## Article
Many men pointed to poor hygiene, bad breath, dirty homes or cars, rude behavior toward service workers, constant negativity, emotional games, double standards, and a lack of effort. Some said they lose interest when a woman never asks questions, treats a boyfriend like a photo assistant, criticizes other women, or expects care without giving it back.
That range is part of why the conversation grew. Some responses sounded fair. Most people do not want a partner who is cruel, careless, or cold. But some replies struck women as old judgment in new slang.
Complaints about fake nails, makeup, social lives, money habits, or taking photos sounded to many readers like a familiar trap: women are expected to look good but not too polished; be confident but not too visible; have standards but not too many.
Why the Word “Ick” Hits So Hard

The “ick” gives people a quick word for a sharp drop in attraction. Eliana Saunders, a researcher tied to recent work on the topic, told IFLScience, “In layman’s terms, the ick is a feeling of disgust that’s triggered by something that isn’t an obvious dealbreaker.”
That is what makes it so slippery. A red flag points to harm, danger, or poor character. An ick can be much smaller. It can be a voice, a habit, a style choice, or a moment of secondhand embarrassment.
A 2025 paper in Personality and Individual Differences connected frequent “ick” reactions with disgust sensitivity, narcissism, and perfectionism. 64% of people in the study had felt the ick, 26% ended a relationship right away after it, and 42% ended one later.
Those numbers matter because they show the ick is not just a joke. It can decide who gets another chance and who gets quietly cut.
Men Are Not Always Talking About Shallow Things

The fairest reading of many men’s answers is simple: they want effort, respect, and peace. A woman who is rude to a waiter may be showing how she handles power.
A woman who never asks about her date’s life may be showing a lack of curiosity. A woman who uses silence as punishment may be showing weak conflict skills. Those are not silly complaints. They are clues about daily life with someone.
That reading fits broader dating data. Match and the Kinsey Institute’s 2025 Singles in America study surveyed 5,001 U.S. singles and found that 70% said men and women increasingly misunderstand each other in dating.
Nearly half (47%) felt burned out by dating, and 54% said the modern dating landscape left them drained. Dr. Justin Garcia, executive director of the Kinsey Institute and chief scientific advisor to Match, said, “Meaningful connections come in many forms, and almost all take focused time to cultivate.”

## Given entries
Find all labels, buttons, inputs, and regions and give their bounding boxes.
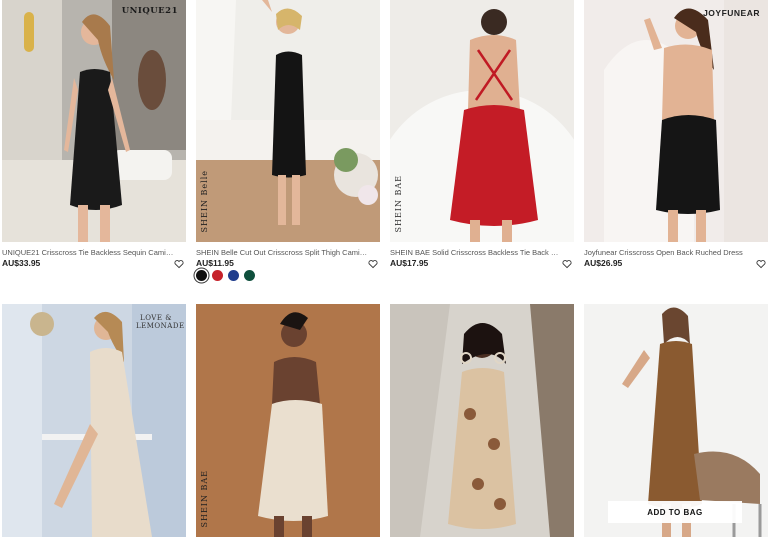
product-price: AU$33.95 [2,258,41,268]
product-title[interactable]: SHEIN BAE Solid Crisscross Backless Tie … [390,248,562,257]
product-image[interactable]: SHEIN BAE [390,0,574,242]
heart-outline-icon[interactable] [756,256,766,269]
product-price: AU$26.95 [584,258,623,268]
color-swatch[interactable] [212,270,223,281]
heart-outline-icon[interactable] [174,256,184,269]
add-to-bag-button[interactable]: ADD TO BAG [608,501,742,523]
product-image[interactable]: SHEIN BAE [196,304,380,537]
brand-watermark: UNIQUE21 [121,6,178,16]
heart-outline-icon[interactable] [368,256,378,269]
product-image[interactable]: LOVE & LEMONADE [2,304,186,537]
product-image[interactable]: UNIQUE21 [2,0,186,242]
product-title[interactable]: SHEIN Belle Cut Out Crisscross Split Thi… [196,248,368,257]
product-image[interactable] [390,304,574,537]
product-title[interactable]: UNIQUE21 Crisscross Tie Backless Sequin … [2,248,174,257]
brand-watermark: SHEIN Belle [200,169,209,232]
product-image[interactable]: SHEIN Belle [196,0,380,242]
product-image[interactable]: JOYFUNEAR [584,0,768,242]
color-swatch[interactable] [196,270,207,281]
brand-watermark: JOYFUNEAR [703,8,760,18]
brand-watermark: LOVE & LEMONADE [136,314,185,331]
heart-outline-icon[interactable] [562,256,572,269]
product-price: AU$17.95 [390,258,429,268]
color-swatch[interactable] [244,270,255,281]
color-swatches [196,270,255,281]
product-title[interactable]: Joyfunear Crisscross Open Back Ruched Dr… [584,248,756,257]
color-swatch[interactable] [228,270,239,281]
brand-watermark: SHEIN BAE [394,174,403,233]
product-grid: UNIQUE21 UNIQUE21 Crisscross Tie Backles… [0,0,768,537]
product-price: AU$11.95 [196,258,234,268]
brand-watermark: SHEIN BAE [200,469,209,528]
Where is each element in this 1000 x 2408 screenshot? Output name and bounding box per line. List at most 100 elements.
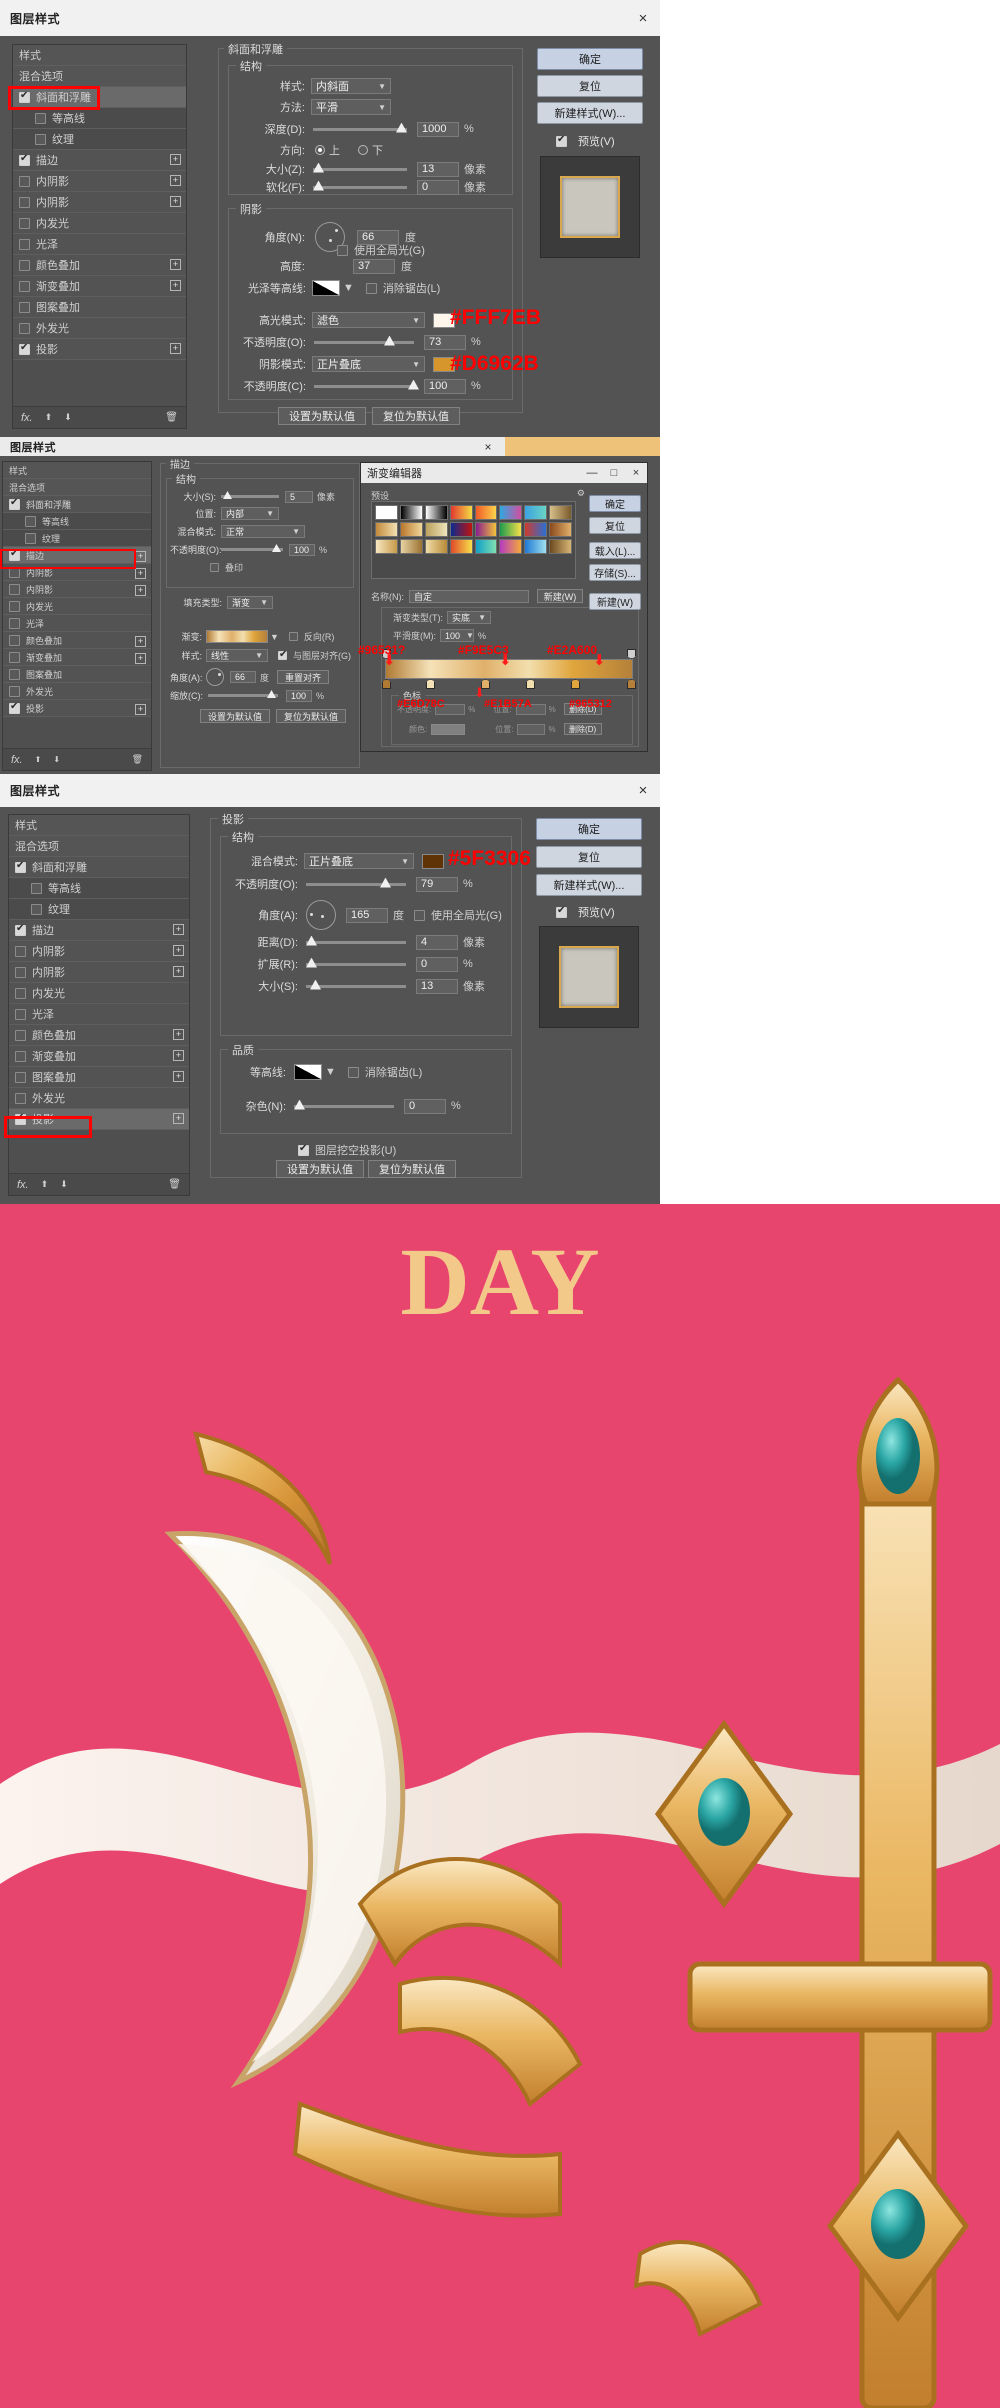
style-enable-checkbox[interactable] — [19, 238, 30, 250]
style-enable-checkbox[interactable] — [9, 701, 20, 714]
ok-button[interactable]: 确定 — [536, 818, 642, 840]
color-stop[interactable] — [382, 679, 391, 689]
style-list-item[interactable]: 光泽 — [3, 615, 151, 632]
chevron-down-icon[interactable]: ▼ — [270, 632, 279, 642]
style-list-item[interactable]: 斜面和浮雕 — [13, 87, 186, 108]
ok-button[interactable]: 确定 — [537, 48, 643, 70]
style-enable-checkbox[interactable] — [15, 945, 26, 957]
depth-value[interactable]: 1000 — [417, 121, 459, 137]
minimize-icon[interactable]: — — [581, 467, 603, 479]
stroke-size-slider[interactable] — [221, 491, 279, 499]
gradient-reset-button[interactable]: 复位 — [589, 517, 641, 534]
fx-icon[interactable]: fx. — [11, 754, 23, 766]
style-enable-checkbox[interactable] — [15, 1050, 26, 1062]
preview-checkbox-row[interactable]: 预览(V) — [556, 133, 615, 149]
ds-global-light-checkbox[interactable] — [414, 909, 425, 921]
style-enable-checkbox[interactable] — [19, 90, 30, 103]
move-up-icon[interactable]: ⬆ — [45, 412, 53, 423]
gradient-preview[interactable] — [206, 630, 268, 643]
style-list-item[interactable]: 样式 — [13, 45, 186, 66]
preview-checkbox[interactable] — [556, 905, 567, 918]
stroke-blend-select[interactable]: 正常 ▼ — [221, 525, 305, 538]
preview-checkbox[interactable] — [556, 134, 567, 147]
close-icon[interactable]: × — [625, 467, 647, 479]
stroke-position-select[interactable]: 内部 ▼ — [221, 507, 279, 520]
gradient-preset-swatch[interactable] — [549, 539, 572, 554]
style-enable-checkbox[interactable] — [15, 966, 26, 978]
new-preset-button[interactable]: 新建(W) — [537, 589, 583, 603]
highlight-opacity-value[interactable]: 73 — [424, 334, 466, 350]
style-list-item[interactable]: 渐变叠加 + — [13, 276, 186, 297]
style-list-item[interactable]: 内发光 — [13, 213, 186, 234]
size-slider[interactable] — [313, 162, 407, 173]
style-list-item[interactable]: 样式 — [9, 815, 189, 836]
add-effect-icon[interactable]: + — [173, 966, 184, 977]
reset-button[interactable]: 复位 — [536, 846, 642, 868]
soften-value[interactable]: 0 — [417, 179, 459, 195]
style-enable-checkbox[interactable] — [19, 196, 30, 208]
style-enable-checkbox[interactable] — [9, 583, 20, 595]
style-enable-checkbox[interactable] — [19, 322, 30, 334]
gloss-contour-preview[interactable] — [312, 280, 340, 296]
global-light-checkbox[interactable] — [337, 244, 348, 256]
shadow-mode-select[interactable]: 正片叠底 ▼ — [312, 356, 425, 372]
add-effect-icon[interactable]: + — [170, 154, 181, 165]
style-list-item[interactable]: 等高线 — [9, 878, 189, 899]
close-icon[interactable]: × — [471, 437, 505, 456]
highlight-mode-select[interactable]: 滤色 ▼ — [312, 312, 425, 328]
antialias-checkbox[interactable] — [365, 282, 377, 294]
add-effect-icon[interactable]: + — [173, 945, 184, 956]
fx-icon[interactable]: fx. — [17, 1179, 29, 1191]
gradient-preset-swatch[interactable] — [524, 505, 548, 520]
add-effect-icon[interactable]: + — [135, 653, 146, 664]
style-list-item[interactable]: 外发光 — [13, 318, 186, 339]
add-effect-icon[interactable]: + — [170, 175, 181, 186]
style-list-item[interactable]: 纹理 — [9, 899, 189, 920]
ds-angle-value[interactable]: 165 — [346, 907, 388, 923]
size-value[interactable]: 13 — [417, 161, 459, 177]
add-effect-icon[interactable]: + — [173, 1071, 184, 1082]
gradient-name-input[interactable]: 自定 — [409, 589, 529, 603]
close-icon[interactable]: × — [626, 0, 660, 36]
reverse-checkbox[interactable] — [288, 632, 298, 641]
style-list-item[interactable]: 颜色叠加 + — [13, 255, 186, 276]
ds-distance-value[interactable]: 4 — [416, 934, 458, 950]
style-enable-checkbox[interactable] — [35, 133, 46, 145]
altitude-value[interactable]: 37 — [353, 258, 395, 274]
color-stop[interactable] — [571, 679, 580, 689]
style-list-item[interactable]: 样式 — [3, 462, 151, 479]
style-enable-checkbox[interactable] — [9, 548, 20, 561]
style-list-item[interactable]: 等高线 — [13, 108, 186, 129]
style-enable-checkbox[interactable] — [19, 217, 30, 229]
gradient-preset-swatch[interactable] — [549, 522, 572, 537]
style-list-item[interactable]: 描边 + — [3, 547, 151, 564]
gradient-preset-swatch[interactable] — [424, 522, 448, 537]
close-icon[interactable]: × — [626, 774, 660, 807]
gradient-save-button[interactable]: 存储(S)... — [589, 564, 641, 581]
add-effect-icon[interactable]: + — [173, 1029, 184, 1040]
gradient-preset-swatch[interactable] — [399, 505, 423, 520]
style-list-item[interactable]: 纹理 — [13, 129, 186, 150]
style-enable-checkbox[interactable] — [9, 685, 20, 697]
gradient-preset-swatch[interactable] — [524, 522, 548, 537]
ds-size-slider[interactable] — [306, 979, 406, 990]
style-enable-checkbox[interactable] — [19, 301, 30, 313]
smoothness-input[interactable]: 100 ▼ — [440, 629, 474, 642]
style-list-item[interactable]: 图案叠加 — [13, 297, 186, 318]
style-enable-checkbox[interactable] — [19, 280, 30, 292]
highlight-opacity-slider[interactable] — [314, 335, 414, 346]
overprint-checkbox[interactable] — [210, 563, 219, 572]
direction-up-radio[interactable] — [315, 145, 325, 155]
ds-noise-slider[interactable] — [294, 1099, 394, 1110]
add-effect-icon[interactable]: + — [135, 704, 146, 715]
style-list-item[interactable]: 描边 + — [13, 150, 186, 171]
style-enable-checkbox[interactable] — [15, 1029, 26, 1041]
method-select[interactable]: 平滑 ▼ — [311, 99, 391, 115]
maximize-icon[interactable]: □ — [603, 467, 625, 479]
style-list-item[interactable]: 斜面和浮雕 — [9, 857, 189, 878]
color-stop[interactable] — [426, 679, 435, 689]
style-enable-checkbox[interactable] — [19, 259, 30, 271]
add-effect-icon[interactable]: + — [173, 1050, 184, 1061]
style-list-item[interactable]: 内阴影 + — [3, 581, 151, 598]
ds-antialias-checkbox[interactable] — [347, 1066, 359, 1078]
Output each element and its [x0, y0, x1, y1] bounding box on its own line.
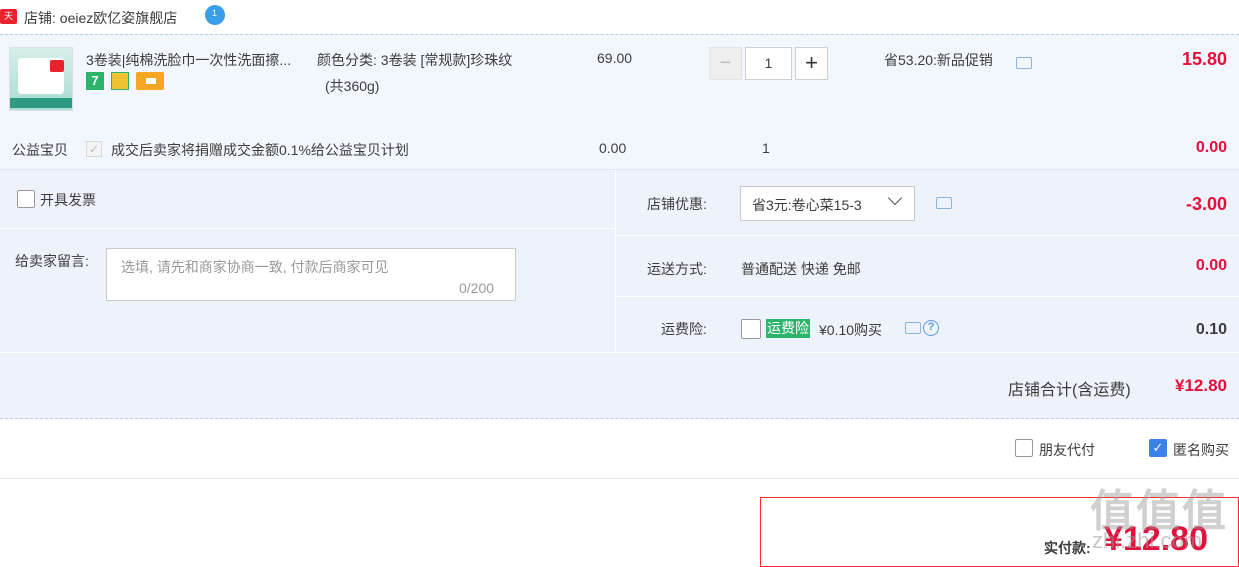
watermark-url: zhi.zhi.com — [1092, 528, 1203, 553]
promo-text: 省53.20:新品促销 — [884, 52, 993, 68]
charity-label: 公益宝贝 — [12, 142, 68, 158]
sku-info-weight: (共360g) — [325, 78, 380, 94]
invoice-checkbox[interactable] — [17, 190, 35, 208]
shipping-amount: 0.00 — [1195, 257, 1227, 274]
pay-label: 实付款: — [1044, 540, 1091, 556]
insurance-label: 运费险: — [661, 321, 707, 337]
guarantee-icon[interactable] — [111, 72, 129, 90]
store-header — [0, 0, 1239, 33]
charity-price: 0.00 — [599, 140, 627, 156]
product-title-link[interactable]: 3卷装|纯棉洗脸巾一次性洗面擦... — [86, 50, 291, 70]
charity-checkbox: ✓ — [86, 141, 102, 157]
invoice-label[interactable]: 开具发票 — [40, 190, 96, 210]
friend-pay-label[interactable]: 朋友代付 — [1039, 440, 1095, 460]
item-subtotal: 15.80 — [1181, 49, 1227, 69]
shop-discount-label: 店铺优惠: — [647, 196, 707, 212]
divider — [616, 235, 1239, 236]
insurance-price: ¥0.10购买 — [819, 322, 883, 338]
insurance-tag: 运费险 — [766, 319, 810, 338]
store-name-link[interactable]: 店铺: oeiez欧亿姿旗舰店 — [24, 8, 177, 28]
quantity-increase-button[interactable]: + — [795, 47, 828, 80]
shop-discount-value[interactable]: 省3元:卷心菜15-3 — [752, 195, 862, 215]
friend-pay-checkbox[interactable] — [1015, 439, 1033, 457]
promo-info-icon[interactable] — [1016, 52, 1032, 69]
product-image-strip — [10, 98, 72, 108]
chat-contact-icon[interactable] — [205, 5, 225, 25]
shipping-label: 运送方式: — [647, 261, 707, 277]
quantity-decrease-button[interactable]: − — [709, 47, 742, 80]
insurance-info-icon[interactable] — [905, 317, 921, 334]
insurance-checkbox[interactable] — [741, 319, 761, 339]
charity-subtotal: 0.00 — [1195, 139, 1227, 156]
charity-text: 成交后卖家将捐赠成交金额0.1%给公益宝贝计划 — [111, 142, 409, 158]
charity-quantity: 1 — [762, 140, 770, 156]
shop-discount-amount: -3.00 — [1185, 194, 1227, 214]
product-image-tag — [50, 60, 64, 72]
seller-memo-placeholder: 选填, 请先和商家协商一致, 付款后商家可见 — [121, 259, 389, 275]
seven-day-return-icon[interactable]: 7 — [86, 72, 104, 90]
anonymous-checkbox[interactable]: ✓ — [1149, 439, 1167, 457]
divider — [616, 296, 1239, 297]
help-icon[interactable]: ? — [923, 320, 939, 336]
credit-card-icon[interactable] — [136, 72, 164, 90]
tmall-badge: 天猫 — [0, 9, 17, 36]
divider — [0, 228, 615, 229]
insurance-amount: 0.10 — [1195, 321, 1227, 338]
memo-char-count: 0/200 — [459, 280, 495, 296]
store-total-amount: ¥12.80 — [1175, 376, 1227, 395]
divider — [0, 352, 1239, 353]
sku-info: 颜色分类: 3卷装 [常规款]珍珠纹 — [317, 52, 513, 68]
memo-label: 给卖家留言: — [15, 253, 89, 269]
store-total-label: 店铺合计(含运费) — [1008, 382, 1131, 399]
product-thumbnail[interactable] — [9, 47, 73, 111]
divider — [0, 478, 1239, 479]
quantity-input[interactable]: 1 — [745, 47, 792, 80]
divider — [615, 170, 616, 353]
anonymous-label[interactable]: 匿名购买 — [1173, 440, 1229, 460]
unit-price: 69.00 — [597, 50, 633, 66]
discount-info-icon[interactable] — [936, 192, 952, 209]
shipping-method: 普通配送 快递 免邮 — [741, 261, 861, 277]
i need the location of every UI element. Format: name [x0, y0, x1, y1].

## What you need to do
**1)** According to the dating article, what can an ick be?
**2)** Retype the stretch of the dating article from "The fairest reading" through "other in dating.".
**3)** In the dating article, how many U.S. singles did the 2025 Singles in America study survey?

## Answers below
**1)** A voice, a habit, a style choice, or a moment of secondhand embarrassment.

**2)**
The fairest reading of many men’s answers is simple: they want effort, respect, and peace. A woman who is rude to a waiter may be showing how she handles power.
A woman who never asks about her date’s life may be showing a lack of curiosity. A woman who uses silence as punishment may be showing weak conflict skills. Those are not silly complaints. They are clues about daily life with someone.
That reading fits broader dating data. Match and the Kinsey Institute’s 2025 Singles in America study surveyed 5,001 U.S. singles and found that 70% said men and women increasingly misunderstand each other in dating.

**3)** 5,001 U.S. singles.